**EXERCISE DETAILS**
Search the data below for the word "structure" and copy each line that holds it.
═══ RECORDS SUPPLIED ═══
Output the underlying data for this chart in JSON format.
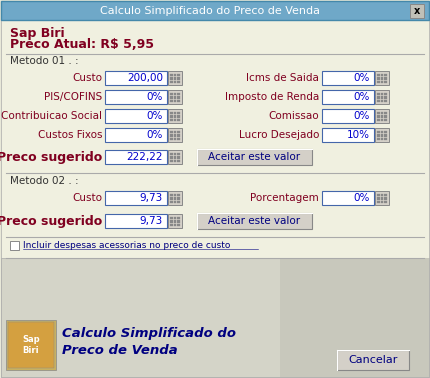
{
  "title": "Calculo Simplificado do Preco de Venda",
  "title_bg": "#6fa8c8",
  "title_fg": "white",
  "bg_color": "#e8e8d8",
  "body_bg": "#f0f0e0",
  "dark_red": "#800020",
  "blue_text": "#0000cc",
  "blue_dark": "#000080",
  "line_color": "#aaaaaa",
  "product_name": "Sap Biri",
  "price_label": "Preco Atual: R$ 5,95",
  "metodo1_label": "Metodo 01 . :",
  "metodo2_label": "Metodo 02 . :",
  "fields_left": [
    "Custo",
    "PIS/COFINS",
    "Contribuicao Social",
    "Custos Fixos"
  ],
  "values_left": [
    "200,00",
    "0%",
    "0%",
    "0%"
  ],
  "fields_right": [
    "Icms de Saida",
    "Imposto de Renda",
    "Comissao",
    "Lucro Desejado"
  ],
  "values_right": [
    "0%",
    "0%",
    "0%",
    "10%"
  ],
  "preco_sugerido1": "222,22",
  "preco_sugerido2": "9,73",
  "metodo2_custo": "9,73",
  "metodo2_porcentagem": "0%",
  "aceitar_btn": "Aceitar este valor",
  "checkbox_text": "Incluir despesas acessorias no preco de custo",
  "footer_title1": "Calculo Simplificado do",
  "footer_title2": "Preco de Venda",
  "cancelar_btn": "Cancelar",
  "btn_bg": "#d4d0c8",
  "input_bg": "white",
  "input_border": "#4466aa",
  "field_color": "#800020"
}
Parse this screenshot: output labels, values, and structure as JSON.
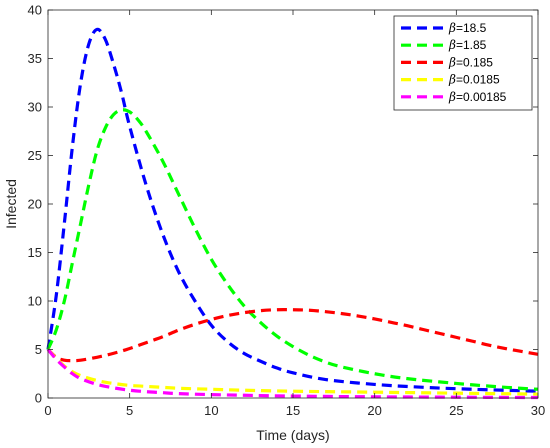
{
  "chart_data": {
    "type": "line",
    "title": "",
    "xlabel": "Time (days)",
    "ylabel": "Infected",
    "xlim": [
      0,
      30
    ],
    "ylim": [
      0,
      40
    ],
    "xticks": [
      0,
      5,
      10,
      15,
      20,
      25,
      30
    ],
    "yticks": [
      0,
      5,
      10,
      15,
      20,
      25,
      30,
      35,
      40
    ],
    "grid": false,
    "legend_position": "top-right",
    "legend_symbol": "β",
    "series": [
      {
        "name": "=18.5",
        "color": "#0000ff",
        "x": [
          0,
          0.5,
          1,
          1.5,
          2,
          2.5,
          3,
          3.5,
          4,
          4.5,
          5,
          6,
          7,
          8,
          9,
          10,
          11,
          12,
          13,
          14,
          15,
          17,
          20,
          23,
          26,
          30
        ],
        "y": [
          5,
          10.5,
          18,
          26,
          32.5,
          36.5,
          38,
          37,
          34.5,
          31.5,
          28,
          22,
          17,
          13,
          10,
          7.5,
          5.8,
          4.6,
          3.8,
          3.1,
          2.6,
          1.9,
          1.4,
          1.1,
          0.9,
          0.7
        ]
      },
      {
        "name": "=1.85",
        "color": "#00ff00",
        "x": [
          0,
          0.5,
          1,
          1.5,
          2,
          2.5,
          3,
          3.5,
          4,
          4.5,
          5,
          5.5,
          6,
          7,
          8,
          9,
          10,
          11,
          12,
          13,
          14,
          15,
          16,
          17,
          18,
          20,
          22,
          25,
          28,
          30
        ],
        "y": [
          5,
          7,
          10,
          14,
          18,
          22,
          25.5,
          27.8,
          29.2,
          29.7,
          29.5,
          28.7,
          27.5,
          24.5,
          21,
          17.5,
          14.3,
          11.7,
          9.5,
          7.8,
          6.4,
          5.3,
          4.4,
          3.7,
          3.2,
          2.5,
          2,
          1.5,
          1.1,
          0.9
        ]
      },
      {
        "name": "=0.185",
        "color": "#ff0000",
        "x": [
          0,
          0.5,
          1,
          1.5,
          2,
          3,
          4,
          5,
          6,
          7,
          8,
          9,
          10,
          11,
          12,
          13,
          14,
          15,
          16,
          17,
          18,
          19,
          20,
          21,
          22,
          23,
          24,
          25,
          26,
          27,
          28,
          29,
          30
        ],
        "y": [
          5,
          4.2,
          3.9,
          3.85,
          3.9,
          4.2,
          4.6,
          5.1,
          5.7,
          6.3,
          7,
          7.6,
          8.1,
          8.5,
          8.8,
          9,
          9.1,
          9.1,
          9.05,
          8.9,
          8.7,
          8.45,
          8.15,
          7.8,
          7.45,
          7.05,
          6.65,
          6.25,
          5.85,
          5.45,
          5.1,
          4.8,
          4.5
        ]
      },
      {
        "name": "=0.0185",
        "color": "#ffff00",
        "x": [
          0,
          0.5,
          1,
          1.5,
          2,
          3,
          4,
          5,
          6,
          7,
          8,
          10,
          12,
          15,
          20,
          25,
          30
        ],
        "y": [
          5,
          4.1,
          3.3,
          2.7,
          2.3,
          1.8,
          1.5,
          1.3,
          1.2,
          1.1,
          1.0,
          0.9,
          0.8,
          0.7,
          0.6,
          0.5,
          0.4
        ]
      },
      {
        "name": "=0.00185",
        "color": "#ff00ff",
        "x": [
          0,
          0.5,
          1,
          1.5,
          2,
          3,
          4,
          5,
          6,
          7,
          8,
          10,
          12,
          15,
          20,
          25,
          30
        ],
        "y": [
          5,
          4.0,
          3.2,
          2.5,
          2.0,
          1.4,
          1.05,
          0.8,
          0.65,
          0.55,
          0.45,
          0.35,
          0.28,
          0.2,
          0.12,
          0.08,
          0.05
        ]
      }
    ]
  }
}
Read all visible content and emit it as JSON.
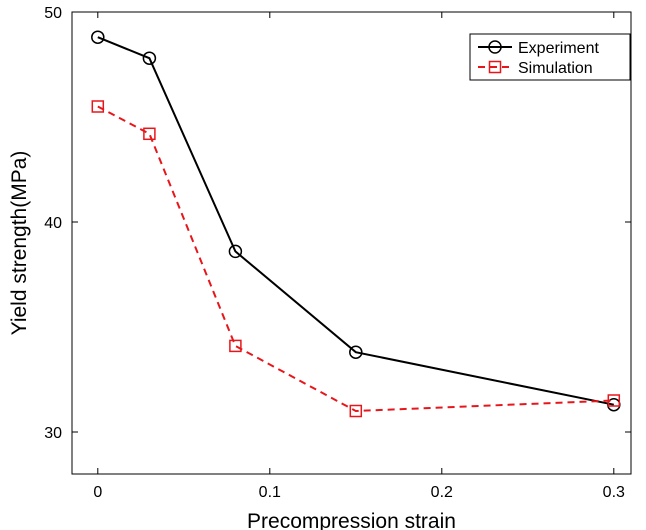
{
  "chart_data": {
    "type": "line",
    "title": "",
    "xlabel": "Precompression strain",
    "ylabel": "Yield strength(MPa)",
    "xlim": [
      -0.015,
      0.31
    ],
    "ylim": [
      28,
      50
    ],
    "xticks": [
      0,
      0.1,
      0.2,
      0.3
    ],
    "xtick_labels": [
      "0",
      "0.1",
      "0.2",
      "0.3"
    ],
    "yticks": [
      30,
      40,
      50
    ],
    "ytick_labels": [
      "30",
      "40",
      "50"
    ],
    "grid": false,
    "legend": {
      "position": "top-right",
      "box": true
    },
    "series": [
      {
        "name": "Experiment",
        "x": [
          0,
          0.03,
          0.08,
          0.15,
          0.3
        ],
        "y": [
          48.8,
          47.8,
          38.6,
          33.8,
          31.3
        ],
        "color": "#000000",
        "line_style": "solid",
        "marker": "circle"
      },
      {
        "name": "Simulation",
        "x": [
          0,
          0.03,
          0.08,
          0.15,
          0.3
        ],
        "y": [
          45.5,
          44.2,
          34.1,
          31.0,
          31.5
        ],
        "color": "#e8161b",
        "line_style": "dashed",
        "marker": "square"
      }
    ]
  }
}
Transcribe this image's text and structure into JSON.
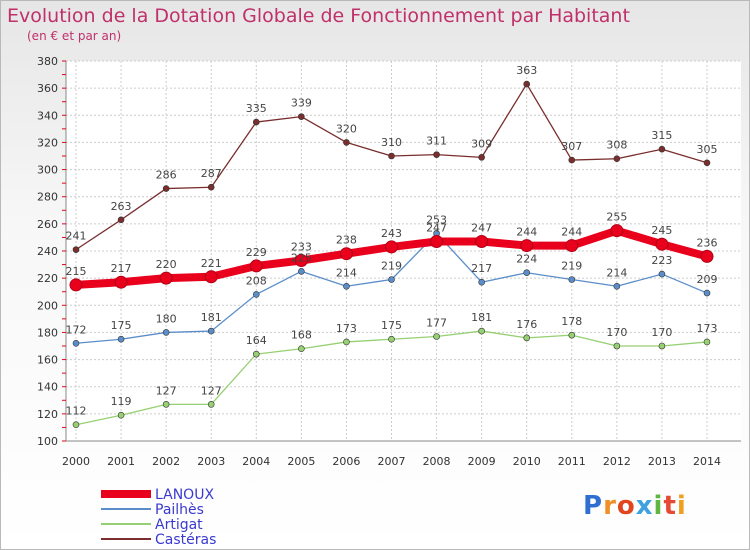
{
  "title": "Evolution de la Dotation Globale de Fonctionnement par Habitant",
  "subtitle": "(en € et par an)",
  "logo": {
    "text": "Proxiti",
    "colors": [
      "#2f6fd0",
      "#f0902a",
      "#e0451f",
      "#3fa2e0",
      "#5fb640",
      "#e64a32",
      "#f0a020"
    ]
  },
  "chart_data": {
    "type": "line",
    "x": [
      "2000",
      "2001",
      "2002",
      "2003",
      "2004",
      "2005",
      "2006",
      "2007",
      "2008",
      "2009",
      "2010",
      "2011",
      "2012",
      "2013",
      "2014"
    ],
    "ylim": [
      100,
      380
    ],
    "yticks": [
      100,
      120,
      140,
      160,
      180,
      200,
      220,
      240,
      260,
      280,
      300,
      320,
      340,
      360,
      380
    ],
    "grid": true,
    "legend": "bottom-left",
    "series": [
      {
        "name": "LANOUX",
        "color": "#e8001c",
        "values": [
          215,
          217,
          220,
          221,
          229,
          233,
          238,
          243,
          247,
          247,
          244,
          244,
          255,
          245,
          236
        ]
      },
      {
        "name": "Pailhès",
        "color": "#5b8ec9",
        "values": [
          172,
          175,
          180,
          181,
          208,
          225,
          214,
          219,
          253,
          217,
          224,
          219,
          214,
          223,
          209
        ]
      },
      {
        "name": "Artigat",
        "color": "#96d072",
        "values": [
          112,
          119,
          127,
          127,
          164,
          168,
          173,
          175,
          177,
          181,
          176,
          178,
          170,
          170,
          173
        ]
      },
      {
        "name": "Castéras",
        "color": "#7a2e2e",
        "values": [
          241,
          263,
          286,
          287,
          335,
          339,
          320,
          310,
          311,
          309,
          363,
          307,
          308,
          315,
          305
        ]
      }
    ]
  }
}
═══
**TASK RESULT**
Parse this screenshot: output labels, values, and structure as JSON.
Transcribe this image's text and structure into JSON.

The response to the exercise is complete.